> **EXERCISES TO COMPLETE**
a) Rewrite the part of the UAAP finals report that begins at "Cansino was part" and ends after "from the field.", changing every "Maroons" to "Fighting Maroons".
b) Write the next part of the report on UP's UAAP men's basketball championship, picking up after its last sentence.

> **EXTRACTED TEXT**

= Beginning of Section =

Fate brought Maroons together for special moment; guts and grit gave them glory
It was “a bitter pill,” Tab Baldwin said. But it felt like there was no recourse but for Ateneo to swallow it.
The Blue Eagles were, Baldwin added, battling against destiny, after all.
“I just felt like [it was] destiny,” said the Ateneo coach. “You know the shots they hit, those aren’t shots that normal teams make in normal games, much less than a championship game.”
If one were to look at where those shots came from, it was perhaps destiny. The big plays that led to a title-clinching 72-69 victory in the UAAP men’s basketball finals got a boost, after all, from a merging of fates.
Out of the ruins of a promising program crushed by an ill-advised training camp in Sorsogon, CJ Cansino, the former University of Santo Tomas (UST) skipper emerged and found his way to Diliman. Cansino would launch a triple that would catch glass and ricochet straight to the basket that tied the game at 59 and purchased for University of the Philippines (UP) five extra minutes in a no-tomorrow match.
“Of course this feels really good,” Cansino said. “I know how it feels to lose [in the Finals].”
Cansino was part of the UST squad that lost to Ateneo for the 2019 championship.
Malick Diouf, who found his way to the Maroons after a celebrated stint with Centro Escolar University in another league, knotted the count one last time in overtime, his slam dunk off a beautiful pick-and-roll manufactured by JD Cagulangan forging a deadlock at 69.
Diouf finished with 17 points and nine rebounds and was named Finals Most Valuable Player.
“I have no words right now,” Diouf said.
And there was Cagulangan. Lost in the shuffling of playing time at La Salle’s roster, Cagulangan looked for a place where he could get minutes to prove his worth. UP gave those to him and then more.
The Maroons gave him trust.
Going into the game’s final play, Cagulangan had missed eight of his 12 attempts from the field.
And yet, as he waved off his teammates for one last screen and roll, the Maroons heeded him, scampering out of the way to give him the space to decide on the fate of an agonizing wait that had lasted 36 years—one that produced multiple winless seasons and twice as many punchlines.

= End of Section =

> **SUPPLIED ENTRIES**
= Beginning of Section =

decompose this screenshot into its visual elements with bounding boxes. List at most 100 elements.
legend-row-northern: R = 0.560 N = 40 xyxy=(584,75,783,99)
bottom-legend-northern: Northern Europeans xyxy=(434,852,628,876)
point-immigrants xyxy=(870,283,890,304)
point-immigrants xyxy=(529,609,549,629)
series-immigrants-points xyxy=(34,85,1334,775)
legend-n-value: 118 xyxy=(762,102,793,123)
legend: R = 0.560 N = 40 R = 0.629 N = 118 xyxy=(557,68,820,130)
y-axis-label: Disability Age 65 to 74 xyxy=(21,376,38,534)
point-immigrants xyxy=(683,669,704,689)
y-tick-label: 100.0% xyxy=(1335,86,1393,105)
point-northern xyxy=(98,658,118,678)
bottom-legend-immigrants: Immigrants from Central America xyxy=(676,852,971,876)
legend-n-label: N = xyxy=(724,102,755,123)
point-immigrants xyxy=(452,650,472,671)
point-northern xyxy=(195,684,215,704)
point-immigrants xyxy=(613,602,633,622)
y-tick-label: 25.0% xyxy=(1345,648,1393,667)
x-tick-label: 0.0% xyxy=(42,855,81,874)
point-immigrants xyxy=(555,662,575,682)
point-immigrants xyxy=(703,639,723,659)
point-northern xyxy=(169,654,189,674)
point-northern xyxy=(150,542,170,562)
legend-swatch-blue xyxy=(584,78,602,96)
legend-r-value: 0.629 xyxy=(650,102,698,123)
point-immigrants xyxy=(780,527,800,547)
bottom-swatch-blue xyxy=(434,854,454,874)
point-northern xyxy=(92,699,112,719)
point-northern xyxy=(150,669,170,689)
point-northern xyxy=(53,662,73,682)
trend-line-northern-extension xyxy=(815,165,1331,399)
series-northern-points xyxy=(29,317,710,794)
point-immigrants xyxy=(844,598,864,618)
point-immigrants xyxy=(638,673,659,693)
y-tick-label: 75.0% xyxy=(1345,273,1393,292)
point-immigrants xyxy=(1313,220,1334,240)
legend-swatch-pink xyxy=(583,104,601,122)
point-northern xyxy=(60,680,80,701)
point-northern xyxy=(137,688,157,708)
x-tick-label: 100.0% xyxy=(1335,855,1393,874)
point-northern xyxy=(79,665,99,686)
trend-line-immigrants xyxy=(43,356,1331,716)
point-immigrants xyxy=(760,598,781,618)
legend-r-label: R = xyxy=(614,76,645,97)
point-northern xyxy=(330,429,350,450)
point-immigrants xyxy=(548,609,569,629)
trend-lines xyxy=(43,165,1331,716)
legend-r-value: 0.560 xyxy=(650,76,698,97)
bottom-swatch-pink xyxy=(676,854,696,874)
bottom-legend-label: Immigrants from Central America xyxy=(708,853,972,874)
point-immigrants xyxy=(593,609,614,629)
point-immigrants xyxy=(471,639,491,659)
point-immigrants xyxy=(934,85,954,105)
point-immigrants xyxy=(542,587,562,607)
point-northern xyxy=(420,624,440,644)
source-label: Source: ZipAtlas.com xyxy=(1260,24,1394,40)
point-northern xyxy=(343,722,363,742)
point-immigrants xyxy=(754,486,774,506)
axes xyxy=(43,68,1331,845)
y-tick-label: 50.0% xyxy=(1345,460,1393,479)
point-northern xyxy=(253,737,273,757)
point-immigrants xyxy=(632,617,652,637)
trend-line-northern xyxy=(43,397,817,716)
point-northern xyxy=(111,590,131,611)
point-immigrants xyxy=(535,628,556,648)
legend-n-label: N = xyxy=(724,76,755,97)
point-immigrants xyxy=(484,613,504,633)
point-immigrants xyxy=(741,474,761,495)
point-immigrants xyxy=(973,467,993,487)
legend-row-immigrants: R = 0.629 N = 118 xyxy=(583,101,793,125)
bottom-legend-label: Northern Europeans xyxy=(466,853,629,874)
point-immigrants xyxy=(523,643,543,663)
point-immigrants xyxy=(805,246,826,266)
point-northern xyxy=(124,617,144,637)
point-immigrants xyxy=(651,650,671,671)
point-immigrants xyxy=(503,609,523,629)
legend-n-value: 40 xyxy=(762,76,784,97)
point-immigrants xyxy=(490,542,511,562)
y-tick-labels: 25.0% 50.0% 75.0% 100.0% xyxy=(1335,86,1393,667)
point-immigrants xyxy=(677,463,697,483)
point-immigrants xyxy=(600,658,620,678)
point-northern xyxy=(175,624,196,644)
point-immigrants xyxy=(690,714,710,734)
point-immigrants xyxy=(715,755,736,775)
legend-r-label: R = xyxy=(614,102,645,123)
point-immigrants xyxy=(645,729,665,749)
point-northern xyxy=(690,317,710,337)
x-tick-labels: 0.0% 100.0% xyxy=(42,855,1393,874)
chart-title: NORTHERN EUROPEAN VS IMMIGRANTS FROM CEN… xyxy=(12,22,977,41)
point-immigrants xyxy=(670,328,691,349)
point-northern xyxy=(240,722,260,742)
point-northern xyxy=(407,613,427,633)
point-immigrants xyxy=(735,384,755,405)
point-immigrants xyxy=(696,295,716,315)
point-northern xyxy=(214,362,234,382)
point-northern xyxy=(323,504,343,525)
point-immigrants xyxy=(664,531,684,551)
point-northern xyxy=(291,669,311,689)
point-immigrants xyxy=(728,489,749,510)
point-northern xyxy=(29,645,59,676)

= End of Section =

> **TASK ANSWERS**
a)
Cansino was part of the UST squad that lost to Ateneo for the 2019 championship.
Malick Diouf, who found his way to the Fighting Maroons after a celebrated stint with Centro Escolar University in another league, knotted the count one last time in overtime, his slam dunk off a beautiful pick-and-roll manufactured by JD Cagulangan forging a deadlock at 69.
Diouf finished with 17 points and nine rebounds and was named Finals Most Valuable Player.
“I have no words right now,” Diouf said.
And there was Cagulangan. Lost in the shuffling of playing time at La Salle’s roster, Cagulangan looked for a place where he could get minutes to prove his worth. UP gave those to him and then more.
The Fighting Maroons gave him trust.
Going into the game’s final play, Cagulangan had missed eight of his 12 attempts from the field.

b)
“If you look at my percentages, it was really bad, but the coaches still trusted me,” said Cagulangan. “That was the best thing that happened to us.”
Freed momentarily from his defender, Cagulangan added some more free space with a side skip. And then he let the shot fly.
And as the shot arced midair, everything came together: UST’s decision to set up camp in the midst of a pandemic lockdown, Diouf leaving his comfort zone to join the Maroons, those minutes that dried up for Cagulangan at La Salle.
Change any of that and who knows what would have happened with five-tenths of a second left in Game 3 of a tightly fought Finals series?
Would Ricci Rivero, who bolted a championship program at La Salle, have won two UAAP titles with different schools?
Would Goldwyn Monteverde be able to translate his success in the juniors level to the seniors level?
Who knows? It could have been players finding a home in UP. It could have been destiny.
But to hold fate in place, to glue together all that happenstance into a moment of glory, the Maroons needed something else.
It was there in that crucial rebound that Cagulangan fished out of an air-balled attempt. It was there in the defense that pressured Ateneo’s execution into late shots and shot clock violations.
“They worked extremely hard for it,” Baldwin said.
They willed that triumph too. No matter what odds they faced, “we never gave up,” Cagulangan said.